What you should do:
In the entries below, count every line with the word "values". Return only the count.

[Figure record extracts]

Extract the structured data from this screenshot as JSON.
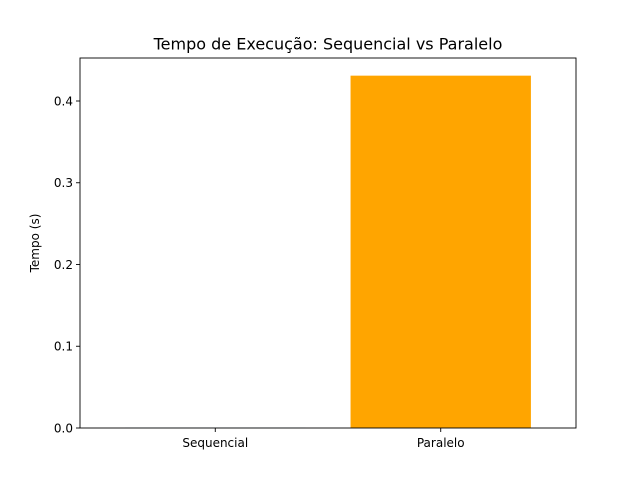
{
  "chart_data": {
    "type": "bar",
    "title": "Tempo de Execução: Sequencial vs Paralelo",
    "xlabel": "",
    "ylabel": "Tempo (s)",
    "categories": [
      "Sequencial",
      "Paralelo"
    ],
    "values": [
      0.0002,
      0.431
    ],
    "colors": [
      "#1f77b4",
      "#ffa500"
    ],
    "ylim": [
      0,
      0.4526
    ],
    "yticks": [
      0.0,
      0.1,
      0.2,
      0.3,
      0.4
    ],
    "ytick_labels": [
      "0.0",
      "0.1",
      "0.2",
      "0.3",
      "0.4"
    ],
    "grid": false,
    "legend": "none"
  }
}
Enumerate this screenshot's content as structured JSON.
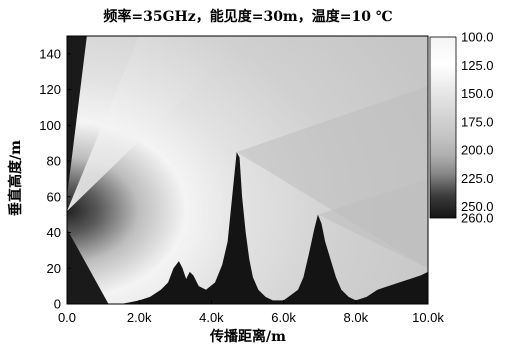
{
  "chart_data": {
    "type": "heatmap",
    "title": "频率=35GHz，能见度=30m，温度=10 ℃",
    "xlabel": "传播距离/m",
    "ylabel": "垂直高度/m",
    "xlim": [
      0,
      10000
    ],
    "ylim": [
      0,
      150
    ],
    "x_ticks": [
      {
        "value": 0,
        "label": "0.0"
      },
      {
        "value": 2000,
        "label": "2.0k"
      },
      {
        "value": 4000,
        "label": "4.0k"
      },
      {
        "value": 6000,
        "label": "6.0k"
      },
      {
        "value": 8000,
        "label": "8.0k"
      },
      {
        "value": 10000,
        "label": "10.0k"
      }
    ],
    "y_ticks": [
      {
        "value": 0,
        "label": "0"
      },
      {
        "value": 20,
        "label": "20"
      },
      {
        "value": 40,
        "label": "40"
      },
      {
        "value": 60,
        "label": "60"
      },
      {
        "value": 80,
        "label": "80"
      },
      {
        "value": 100,
        "label": "100"
      },
      {
        "value": 120,
        "label": "120"
      },
      {
        "value": 140,
        "label": "140"
      }
    ],
    "source_height": 52,
    "colorbar": {
      "min": 100,
      "max": 260,
      "ticks": [
        {
          "value": 100,
          "label": "100.0"
        },
        {
          "value": 125,
          "label": "125.0"
        },
        {
          "value": 150,
          "label": "150.0"
        },
        {
          "value": 175,
          "label": "175.0"
        },
        {
          "value": 200,
          "label": "200.0"
        },
        {
          "value": 225,
          "label": "225.0"
        },
        {
          "value": 250,
          "label": "250.0"
        },
        {
          "value": 260,
          "label": "260.0"
        }
      ],
      "low_color": "#ffffff",
      "high_color": "#151515"
    },
    "terrain": [
      [
        0,
        0
      ],
      [
        1500,
        0
      ],
      [
        2000,
        2
      ],
      [
        2300,
        4
      ],
      [
        2600,
        8
      ],
      [
        2800,
        12
      ],
      [
        2950,
        20
      ],
      [
        3100,
        24
      ],
      [
        3200,
        20
      ],
      [
        3300,
        14
      ],
      [
        3400,
        18
      ],
      [
        3500,
        16
      ],
      [
        3650,
        10
      ],
      [
        3850,
        8
      ],
      [
        4100,
        12
      ],
      [
        4300,
        22
      ],
      [
        4450,
        35
      ],
      [
        4550,
        55
      ],
      [
        4650,
        75
      ],
      [
        4700,
        85
      ],
      [
        4780,
        82
      ],
      [
        4850,
        60
      ],
      [
        4950,
        40
      ],
      [
        5050,
        25
      ],
      [
        5150,
        15
      ],
      [
        5300,
        8
      ],
      [
        5500,
        4
      ],
      [
        5700,
        2
      ],
      [
        6000,
        2
      ],
      [
        6200,
        5
      ],
      [
        6400,
        8
      ],
      [
        6550,
        15
      ],
      [
        6700,
        28
      ],
      [
        6850,
        42
      ],
      [
        6950,
        50
      ],
      [
        7050,
        45
      ],
      [
        7150,
        35
      ],
      [
        7300,
        25
      ],
      [
        7450,
        15
      ],
      [
        7600,
        8
      ],
      [
        7800,
        4
      ],
      [
        8000,
        2
      ],
      [
        8300,
        4
      ],
      [
        8600,
        8
      ],
      [
        8900,
        10
      ],
      [
        9200,
        12
      ],
      [
        9500,
        14
      ],
      [
        9800,
        16
      ],
      [
        10000,
        18
      ]
    ],
    "shadow_regions": [
      [
        [
          0,
          150
        ],
        [
          550,
          150
        ],
        [
          0,
          60
        ]
      ],
      [
        [
          0,
          42
        ],
        [
          1150,
          0
        ],
        [
          0,
          0
        ]
      ]
    ]
  }
}
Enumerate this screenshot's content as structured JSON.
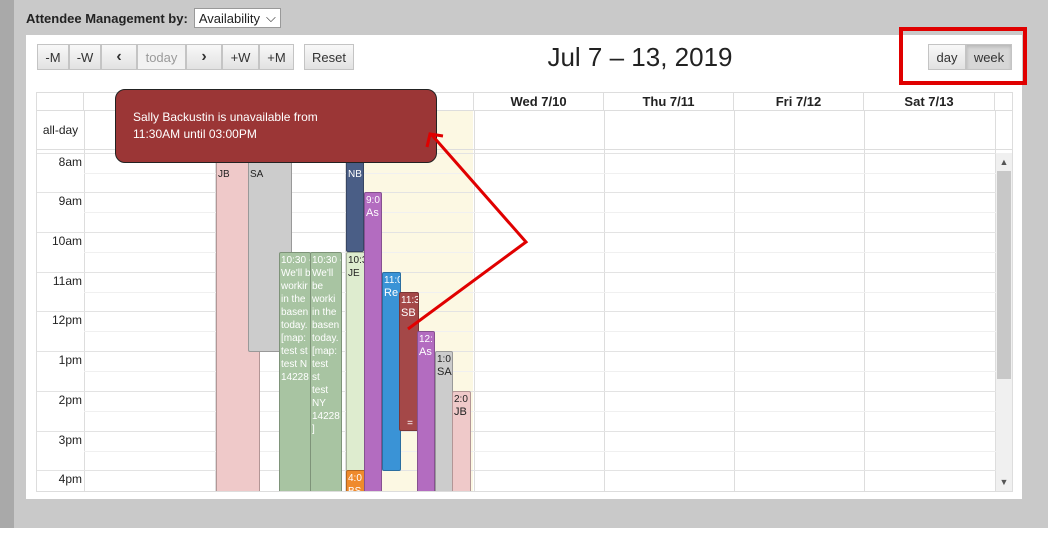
{
  "top": {
    "label": "Attendee Management by:",
    "select_value": "Availability"
  },
  "toolbar": {
    "prev_month": "-M",
    "prev_week": "-W",
    "prev": "‹",
    "today": "today",
    "next": "›",
    "next_week": "+W",
    "next_month": "+M",
    "reset": "Reset",
    "title": "Jul 7 – 13, 2019",
    "view_day": "day",
    "view_week": "week"
  },
  "columns": [
    "",
    "",
    "",
    "Wed 7/10",
    "Thu 7/11",
    "Fri 7/12",
    "Sat 7/13"
  ],
  "allday_label": "all-day",
  "times": [
    "8am",
    "9am",
    "10am",
    "11am",
    "12pm",
    "1pm",
    "2pm",
    "3pm",
    "4pm"
  ],
  "events": {
    "jb1": "JB",
    "sa1": "SA",
    "nb": "NB",
    "as1_time": "9:0",
    "as1_title": "As",
    "green1_time": "10:30 -",
    "green1_lines": [
      "We'll b",
      "workir",
      "in the",
      "basen",
      "today.",
      "[map:",
      "test st",
      "test N",
      "14228"
    ],
    "green2_time": "10:30 -",
    "green2_lines": [
      "We'll",
      "be",
      "worki",
      "in the",
      "basen",
      "today.",
      "[map:",
      "test",
      "st",
      "test",
      "NY",
      "14228",
      "]"
    ],
    "je_time": "10:3",
    "je_title": "JE",
    "re_time": "11:0",
    "re_title": "Re",
    "sb_time": "11:3",
    "sb_title": "SB",
    "sb_handle": "=",
    "as2_time": "12:",
    "as2_title": "As",
    "sa2_time": "1:0",
    "sa2_title": "SA",
    "jb2_time": "2:0",
    "jb2_title": "JB",
    "bs_time": "4:0",
    "bs_title": "BS"
  },
  "tooltip": {
    "line1": "Sally Backustin is unavailable from",
    "line2": "11:30AM until 03:00PM"
  },
  "colors": {
    "accent_red": "#e00000",
    "tooltip_bg": "#9b3636",
    "today_bg": "#fcf8e3"
  }
}
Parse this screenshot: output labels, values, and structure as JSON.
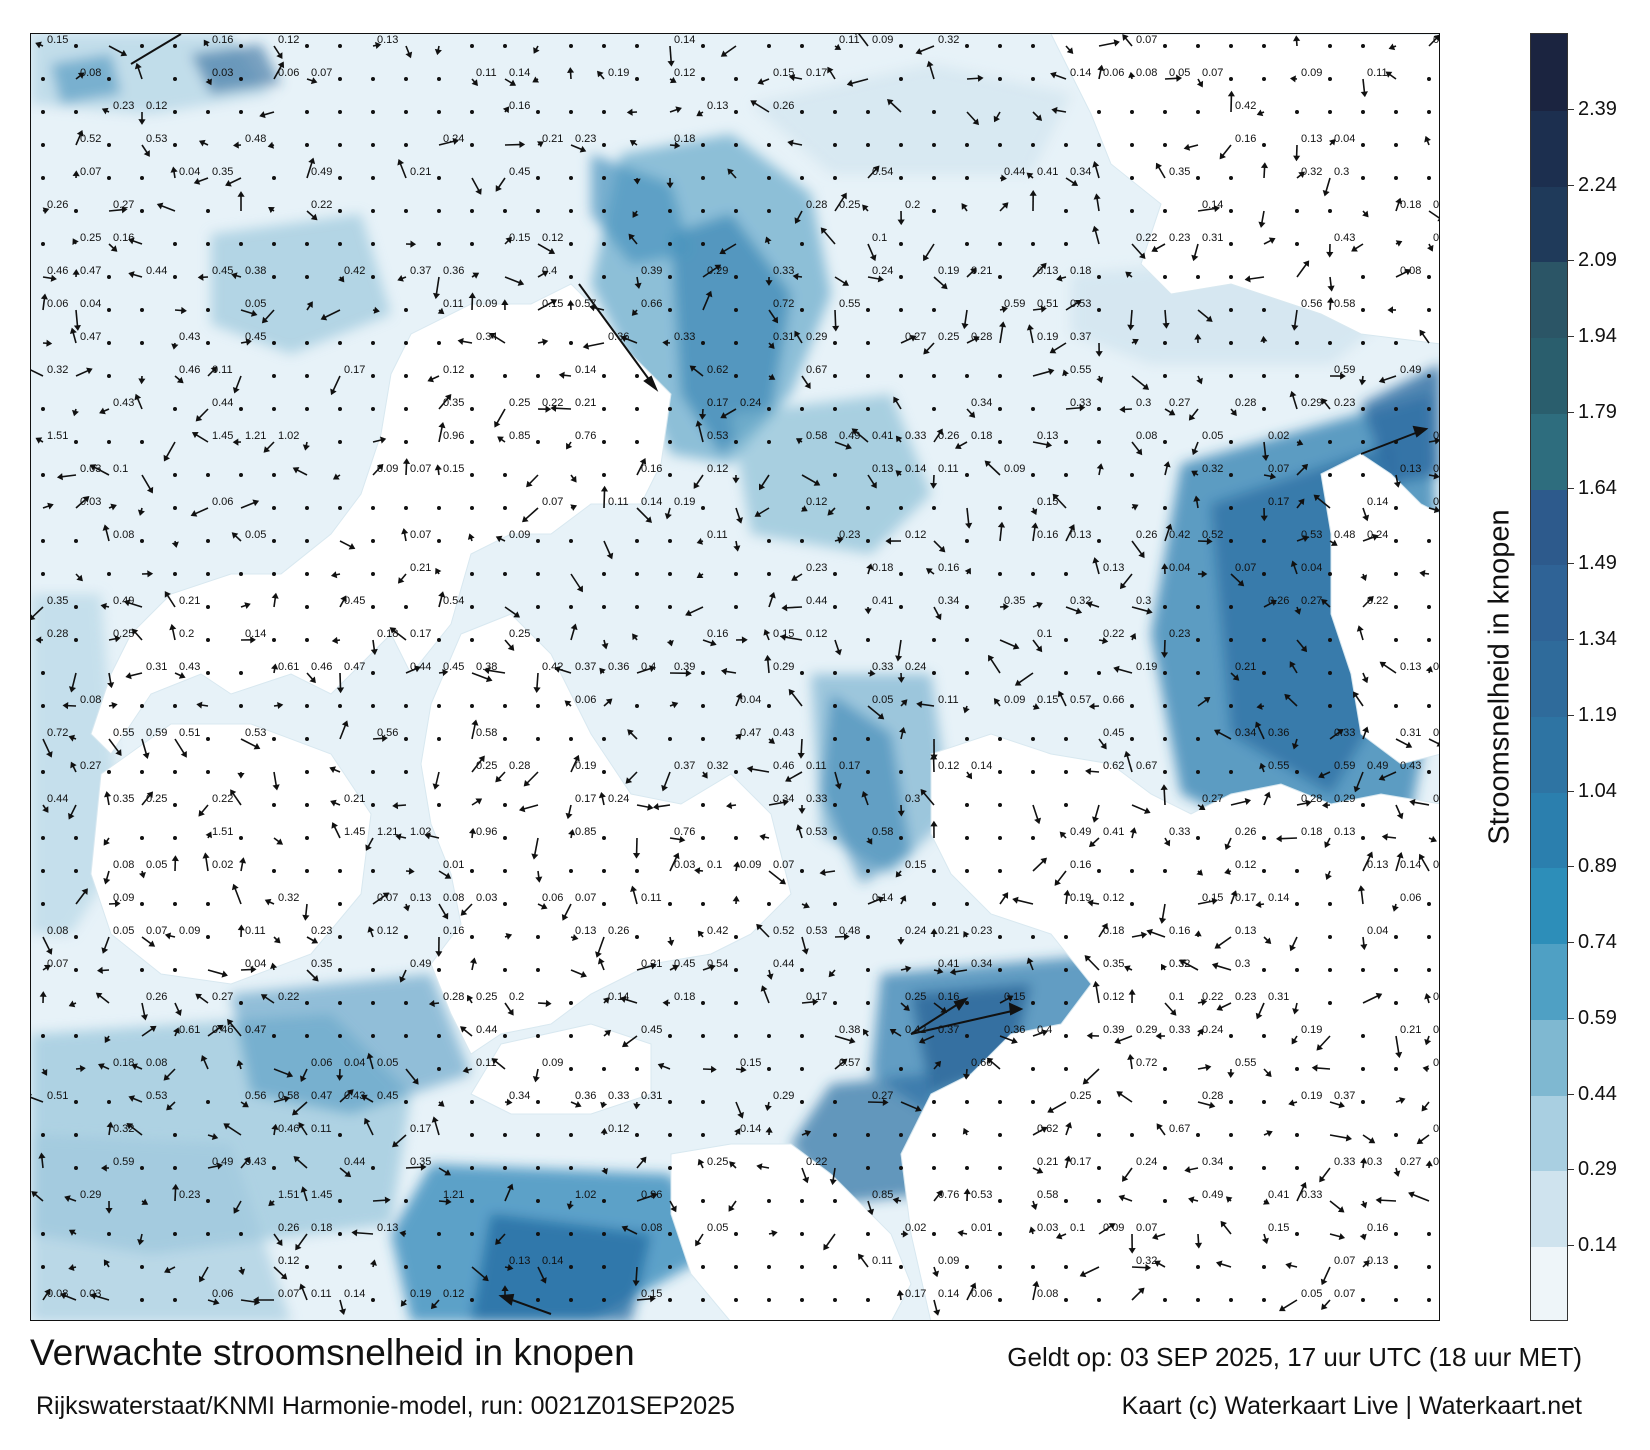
{
  "map": {
    "title": "Verwachte stroomsnelheid in knopen",
    "source": "Rijkswaterstaat/KNMI Harmonie-model, run: 0021Z01SEP2025",
    "valid_time": "Geldt op: 03 SEP 2025, 17 uur UTC (18 uur MET)",
    "credits": "Kaart (c) Waterkaart Live | Waterkaart.net"
  },
  "legend": {
    "label": "Stroomsnelheid in knopen",
    "ticks": [
      "0.14",
      "0.29",
      "0.44",
      "0.59",
      "0.74",
      "0.89",
      "1.04",
      "1.19",
      "1.34",
      "1.49",
      "1.64",
      "1.79",
      "1.94",
      "2.09",
      "2.24",
      "2.39"
    ],
    "colors": [
      "#eef5f9",
      "#cfe3ee",
      "#a9cfe1",
      "#7fb8d1",
      "#4fa0c4",
      "#2d8eb9",
      "#2b7fae",
      "#2e74a3",
      "#2f6b9b",
      "#2f6396",
      "#2d5a8c",
      "#2e6d7e",
      "#2a5e6d",
      "#2b5566",
      "#1f3a5a",
      "#1c2f4f",
      "#1b2440"
    ]
  },
  "colors": {
    "land": "#ffffff",
    "water_light": "#e9f3f8",
    "water_mid": "#a9cfe1",
    "water_deep": "#2f6b9b",
    "arrow": "#111111"
  },
  "speed_labels": [
    "0.15",
    "0.16",
    "0.12",
    "0.13",
    "0.14",
    "0.11",
    "0.09",
    "0.32",
    "0.07",
    "0.13",
    "0.08",
    "0.03",
    "0.06",
    "0.07",
    "0.11",
    "0.14",
    "0.19",
    "0.12",
    "0.15",
    "0.17",
    "0.14",
    "0.06",
    "0.08",
    "0.05",
    "0.07",
    "0.09",
    "0.11",
    "0.23",
    "0.12",
    "0.16",
    "0.13",
    "0.26",
    "0.42",
    "0.52",
    "0.53",
    "0.48",
    "0.24",
    "0.21",
    "0.23",
    "0.18",
    "0.16",
    "0.13",
    "0.04",
    "0.07",
    "0.04",
    "0.35",
    "0.49",
    "0.21",
    "0.45",
    "0.54",
    "0.44",
    "0.41",
    "0.34",
    "0.35",
    "0.32",
    "0.3",
    "0.26",
    "0.27",
    "0.22",
    "0.28",
    "0.25",
    "0.2",
    "0.14",
    "0.18",
    "0.17",
    "0.25",
    "0.16",
    "0.15",
    "0.12",
    "0.1",
    "0.22",
    "0.23",
    "0.31",
    "0.43",
    "0.61",
    "0.46",
    "0.47",
    "0.44",
    "0.45",
    "0.38",
    "0.42",
    "0.37",
    "0.36",
    "0.4",
    "0.39",
    "0.29",
    "0.33",
    "0.24",
    "0.19",
    "0.21",
    "0.13",
    "0.18",
    "0.08",
    "0.06",
    "0.04",
    "0.05",
    "0.11",
    "0.09",
    "0.15",
    "0.57",
    "0.66",
    "0.72",
    "0.55",
    "0.59",
    "0.51",
    "0.53",
    "0.56",
    "0.58",
    "0.47",
    "0.43",
    "0.45",
    "0.34",
    "0.36",
    "0.33",
    "0.31",
    "0.29",
    "0.27",
    "0.25",
    "0.28",
    "0.19",
    "0.37",
    "0.32",
    "0.46",
    "0.11",
    "0.17",
    "0.12",
    "0.14",
    "0.62",
    "0.67",
    "0.55",
    "0.59",
    "0.49",
    "0.43",
    "0.44",
    "0.35",
    "0.25",
    "0.22",
    "0.21",
    "0.17",
    "0.24",
    "0.34",
    "0.33",
    "0.3",
    "0.27",
    "0.28",
    "0.29",
    "0.23",
    "1.51",
    "1.45",
    "1.21",
    "1.02",
    "0.96",
    "0.85",
    "0.76",
    "0.53",
    "0.58",
    "0.49",
    "0.41",
    "0.33",
    "0.26",
    "0.18",
    "0.13",
    "0.08",
    "0.05",
    "0.02",
    "0.01",
    "0.03",
    "0.1",
    "0.09",
    "0.07"
  ]
}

Reply:
2